• INPUT:

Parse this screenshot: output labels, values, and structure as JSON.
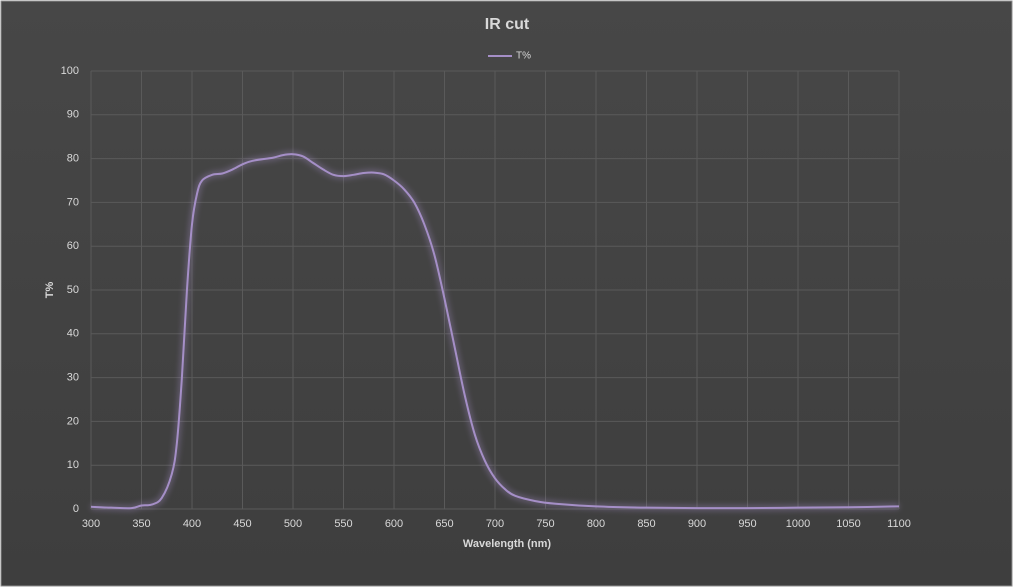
{
  "chart_data": {
    "type": "line",
    "title": "IR cut",
    "x_label": "Wavelength (nm)",
    "y_label": "T%",
    "x": [
      300,
      320,
      340,
      350,
      360,
      370,
      380,
      385,
      390,
      395,
      400,
      405,
      410,
      420,
      430,
      440,
      450,
      460,
      480,
      490,
      500,
      510,
      520,
      530,
      540,
      550,
      560,
      570,
      580,
      590,
      600,
      610,
      620,
      630,
      640,
      650,
      660,
      670,
      680,
      690,
      700,
      710,
      720,
      740,
      760,
      800,
      850,
      900,
      950,
      1000,
      1050,
      1100
    ],
    "series": [
      {
        "name": "T%",
        "color": "#a58fc7",
        "values": [
          0.5,
          0.3,
          0.2,
          0.8,
          1,
          2.5,
          8,
          15,
          30,
          50,
          65,
          72,
          75,
          76.3,
          76.6,
          77.5,
          78.7,
          79.5,
          80.2,
          80.8,
          81,
          80.5,
          79,
          77.5,
          76.3,
          76,
          76.3,
          76.7,
          76.8,
          76.4,
          75,
          73,
          70,
          65,
          58,
          48,
          37,
          26,
          17,
          11,
          7,
          4.5,
          3,
          1.8,
          1.2,
          0.6,
          0.3,
          0.2,
          0.2,
          0.3,
          0.4,
          0.6
        ]
      }
    ],
    "xlim": [
      300,
      1100
    ],
    "xticks": [
      300,
      350,
      400,
      450,
      500,
      550,
      600,
      650,
      700,
      750,
      800,
      850,
      900,
      950,
      1000,
      1050,
      1100
    ],
    "ylim": [
      0,
      100
    ],
    "yticks": [
      0,
      10,
      20,
      30,
      40,
      50,
      60,
      70,
      80,
      90,
      100
    ],
    "grid": true,
    "legend": "top"
  }
}
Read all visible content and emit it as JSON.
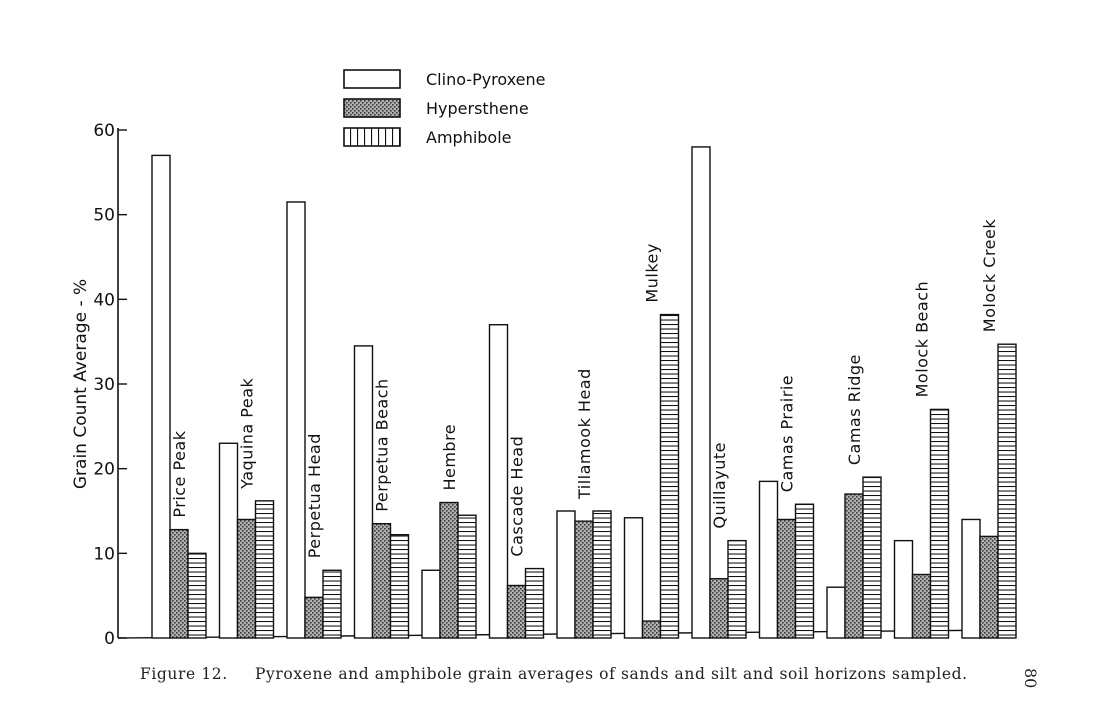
{
  "chart_data": {
    "type": "bar",
    "title": "",
    "ylabel": "Grain Count Average - %",
    "xlabel": "",
    "ylim": [
      0,
      60
    ],
    "yticks": [
      0,
      10,
      20,
      30,
      40,
      50,
      60
    ],
    "categories": [
      "Price Peak",
      "Yaquina Peak",
      "Perpetua Head",
      "Perpetua Beach",
      "Hembre",
      "Cascade Head",
      "Tillamook Head",
      "Mulkey",
      "Quillayute",
      "Camas Prairie",
      "Camas Ridge",
      "Molock Beach",
      "Molock Creek"
    ],
    "series": [
      {
        "name": "Clino-Pyroxene",
        "pattern": "open",
        "values": [
          57,
          23,
          51.5,
          34.5,
          8,
          37,
          15,
          14.2,
          58,
          18.5,
          6,
          11.5,
          14
        ]
      },
      {
        "name": "Hypersthene",
        "pattern": "stipple",
        "values": [
          12.8,
          14,
          4.8,
          13.5,
          16,
          6.2,
          13.8,
          2,
          7,
          14,
          17,
          7.5,
          12
        ]
      },
      {
        "name": "Amphibole",
        "pattern": "hatched",
        "values": [
          10,
          16.2,
          8,
          12.2,
          14.5,
          8.2,
          15,
          38.2,
          11.5,
          15.8,
          19,
          27,
          34.7
        ]
      }
    ],
    "legend_position": "top-center",
    "grid": false
  },
  "caption": {
    "label": "Figure 12.",
    "text": "Pyroxene and amphibole grain averages of sands and silt and soil horizons sampled."
  },
  "page_number": "80",
  "colors": {
    "ink": "#111111",
    "background": "#ffffff"
  }
}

• EXERCISE DIRECTIONS: Repeat the listing verbatim. Skip the pictures.

• COMPLETE RESPONSE:
Parse this screenshot: output labels, values, and structure as JSON.
{
  "chart_data": {
    "type": "line",
    "title": "IR cut",
    "x_label": "Wavelength (nm)",
    "y_label": "T%",
    "x": [
      300,
      320,
      340,
      350,
      360,
      370,
      380,
      385,
      390,
      395,
      400,
      405,
      410,
      420,
      430,
      440,
      450,
      460,
      480,
      490,
      500,
      510,
      520,
      530,
      540,
      550,
      560,
      570,
      580,
      590,
      600,
      610,
      620,
      630,
      640,
      650,
      660,
      670,
      680,
      690,
      700,
      710,
      720,
      740,
      760,
      800,
      850,
      900,
      950,
      1000,
      1050,
      1100
    ],
    "series": [
      {
        "name": "T%",
        "color": "#a58fc7",
        "values": [
          0.5,
          0.3,
          0.2,
          0.8,
          1,
          2.5,
          8,
          15,
          30,
          50,
          65,
          72,
          75,
          76.3,
          76.6,
          77.5,
          78.7,
          79.5,
          80.2,
          80.8,
          81,
          80.5,
          79,
          77.5,
          76.3,
          76,
          76.3,
          76.7,
          76.8,
          76.4,
          75,
          73,
          70,
          65,
          58,
          48,
          37,
          26,
          17,
          11,
          7,
          4.5,
          3,
          1.8,
          1.2,
          0.6,
          0.3,
          0.2,
          0.2,
          0.3,
          0.4,
          0.6
        ]
      }
    ],
    "xlim": [
      300,
      1100
    ],
    "xticks": [
      300,
      350,
      400,
      450,
      500,
      550,
      600,
      650,
      700,
      750,
      800,
      850,
      900,
      950,
      1000,
      1050,
      1100
    ],
    "ylim": [
      0,
      100
    ],
    "yticks": [
      0,
      10,
      20,
      30,
      40,
      50,
      60,
      70,
      80,
      90,
      100
    ],
    "grid": true,
    "legend": "top"
  }
}
Read all visible content and emit it as JSON.
{
  "chart_data": {
    "type": "bar",
    "title": "",
    "ylabel": "Grain Count Average - %",
    "xlabel": "",
    "ylim": [
      0,
      60
    ],
    "yticks": [
      0,
      10,
      20,
      30,
      40,
      50,
      60
    ],
    "categories": [
      "Price Peak",
      "Yaquina Peak",
      "Perpetua Head",
      "Perpetua Beach",
      "Hembre",
      "Cascade Head",
      "Tillamook Head",
      "Mulkey",
      "Quillayute",
      "Camas Prairie",
      "Camas Ridge",
      "Molock Beach",
      "Molock Creek"
    ],
    "series": [
      {
        "name": "Clino-Pyroxene",
        "pattern": "open",
        "values": [
          57,
          23,
          51.5,
          34.5,
          8,
          37,
          15,
          14.2,
          58,
          18.5,
          6,
          11.5,
          14
        ]
      },
      {
        "name": "Hypersthene",
        "pattern": "stipple",
        "values": [
          12.8,
          14,
          4.8,
          13.5,
          16,
          6.2,
          13.8,
          2,
          7,
          14,
          17,
          7.5,
          12
        ]
      },
      {
        "name": "Amphibole",
        "pattern": "hatched",
        "values": [
          10,
          16.2,
          8,
          12.2,
          14.5,
          8.2,
          15,
          38.2,
          11.5,
          15.8,
          19,
          27,
          34.7
        ]
      }
    ],
    "legend_position": "top-center",
    "grid": false
  },
  "caption": {
    "label": "Figure 12.",
    "text": "Pyroxene and amphibole grain averages of sands and silt and soil horizons sampled."
  },
  "page_number": "80",
  "colors": {
    "ink": "#111111",
    "background": "#ffffff"
  }
}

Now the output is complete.